__Task prompt__: Across the entries below, count the lines in which the word "body" occurs. Reply with the count alone.

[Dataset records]
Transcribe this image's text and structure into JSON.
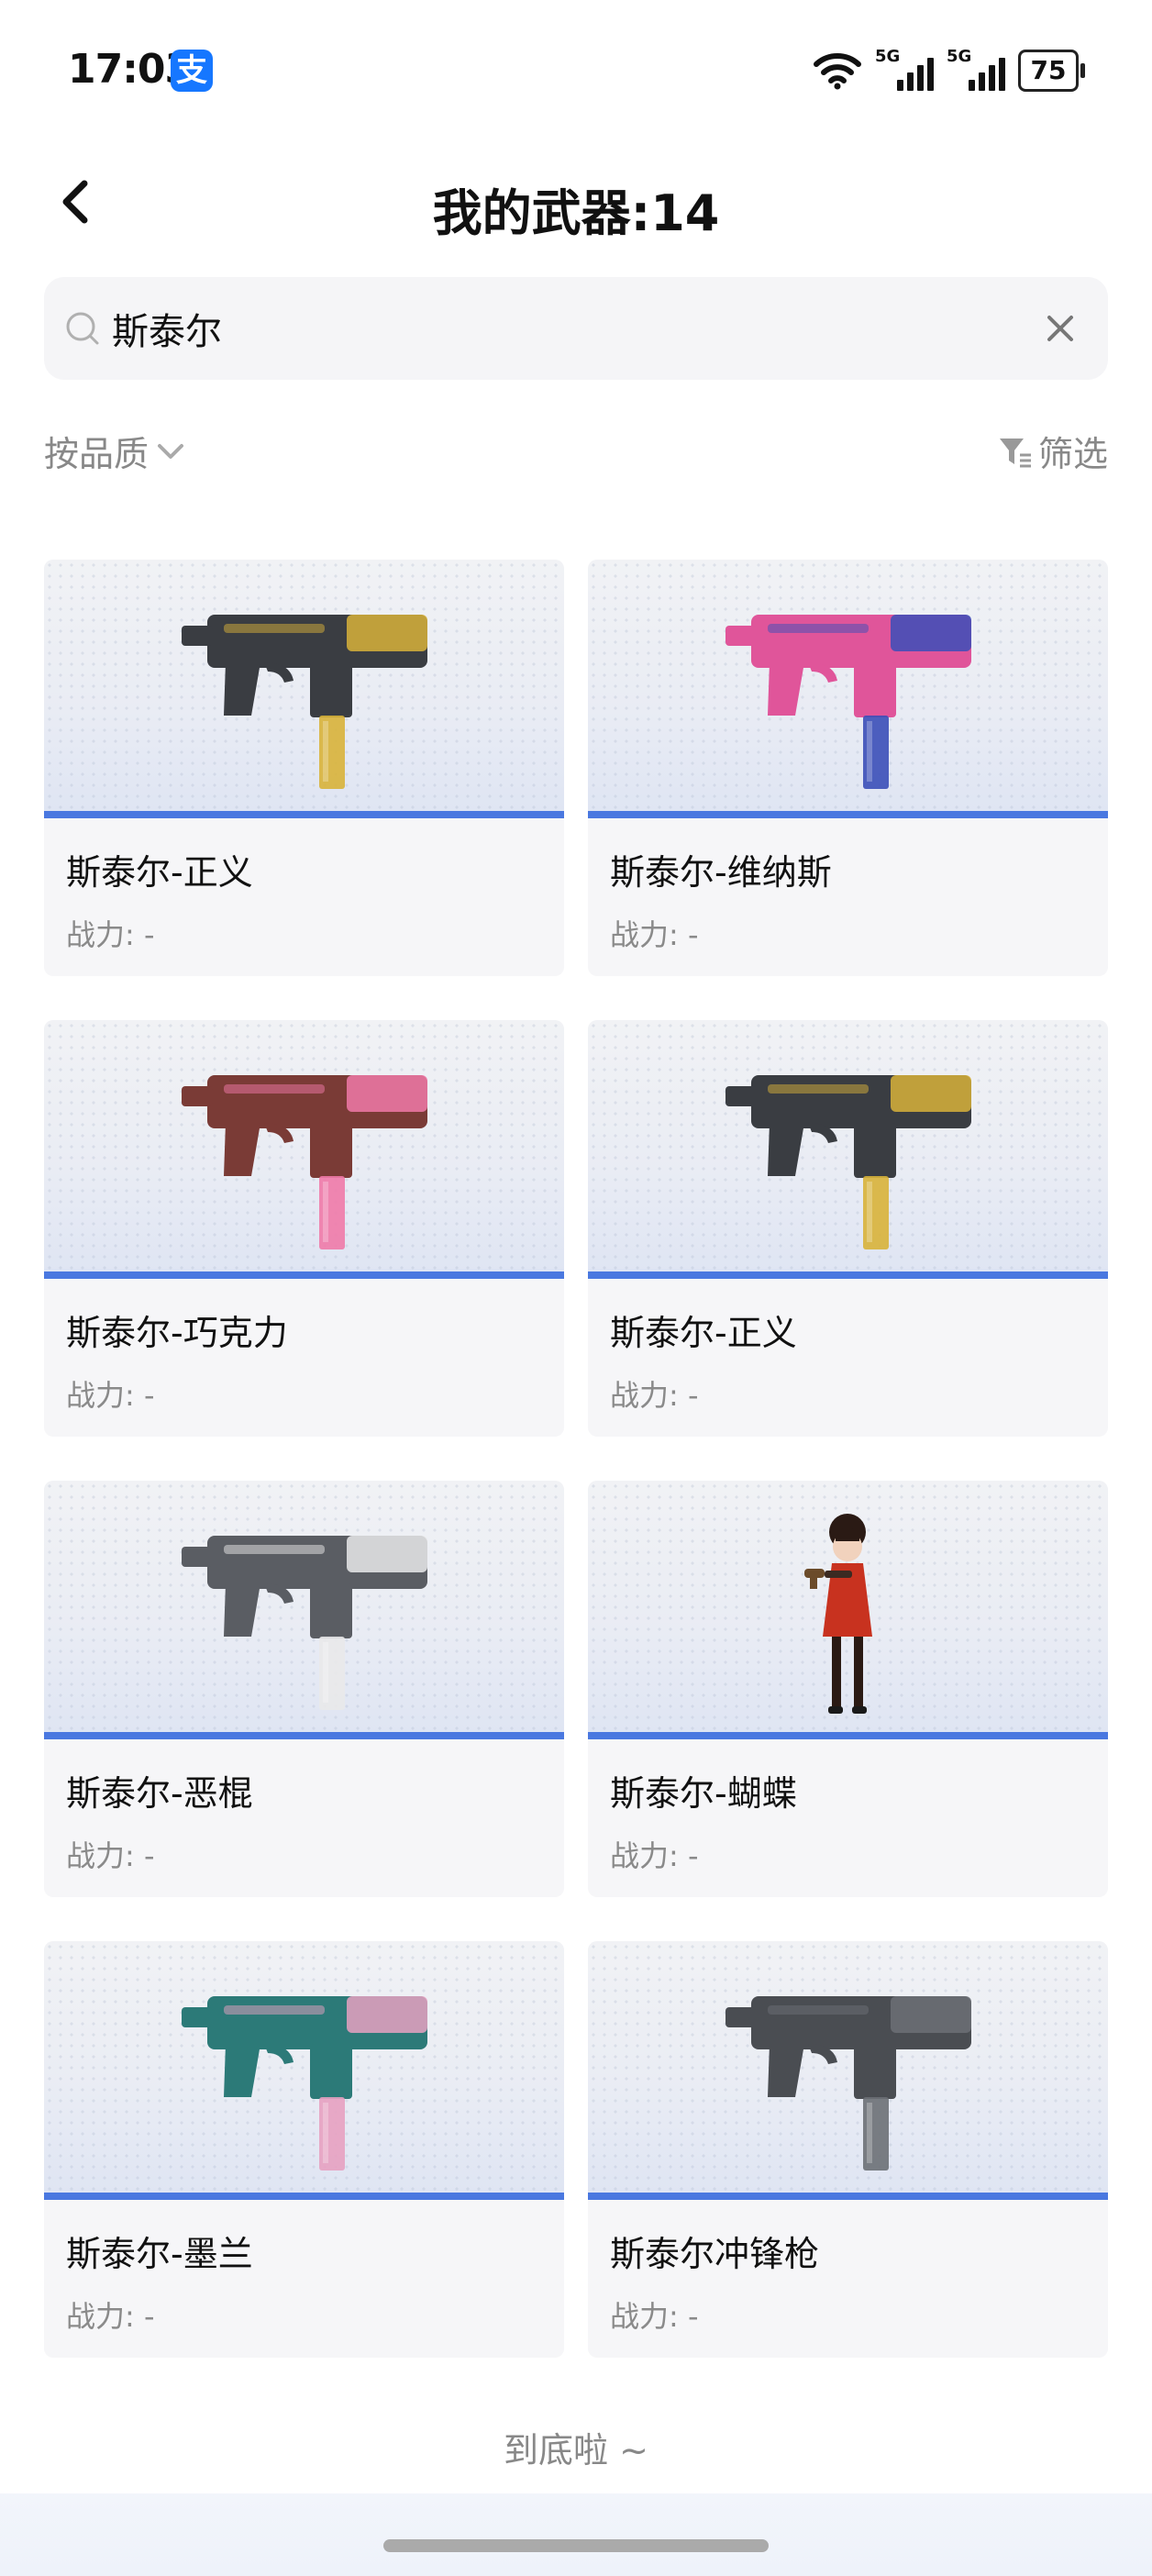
{
  "status_bar": {
    "time": "17:03",
    "app_badge": "支",
    "network_1": "5G",
    "network_2": "5G",
    "battery": "75"
  },
  "header": {
    "title": "我的武器:14"
  },
  "search": {
    "value": "斯泰尔",
    "placeholder": ""
  },
  "filters": {
    "sort_label": "按品质",
    "filter_label": "筛选"
  },
  "weapons": [
    {
      "name": "斯泰尔-正义",
      "power": "战力: -",
      "skin": "justice",
      "colors": {
        "body": "#3a3d42",
        "accent": "#d8b23a"
      }
    },
    {
      "name": "斯泰尔-维纳斯",
      "power": "战力: -",
      "skin": "venus",
      "colors": {
        "body": "#e0559a",
        "accent": "#3b4fb8"
      }
    },
    {
      "name": "斯泰尔-巧克力",
      "power": "战力: -",
      "skin": "chocolate",
      "colors": {
        "body": "#7a3b36",
        "accent": "#f07aa8"
      }
    },
    {
      "name": "斯泰尔-正义",
      "power": "战力: -",
      "skin": "justice",
      "colors": {
        "body": "#3a3d42",
        "accent": "#d8b23a"
      }
    },
    {
      "name": "斯泰尔-恶棍",
      "power": "战力: -",
      "skin": "villain",
      "colors": {
        "body": "#5a5d63",
        "accent": "#e9e9ea"
      }
    },
    {
      "name": "斯泰尔-蝴蝶",
      "power": "战力: -",
      "skin": "butterfly-character",
      "colors": {
        "body": "#c8321f",
        "accent": "#2a1a14"
      }
    },
    {
      "name": "斯泰尔-墨兰",
      "power": "战力: -",
      "skin": "orchid",
      "colors": {
        "body": "#2c7a78",
        "accent": "#e7a1c1"
      }
    },
    {
      "name": "斯泰尔冲锋枪",
      "power": "战力: -",
      "skin": "default",
      "colors": {
        "body": "#4a4d52",
        "accent": "#6c7076"
      }
    }
  ],
  "footer": {
    "end_text": "到底啦 ~"
  }
}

__Output for this task__: 8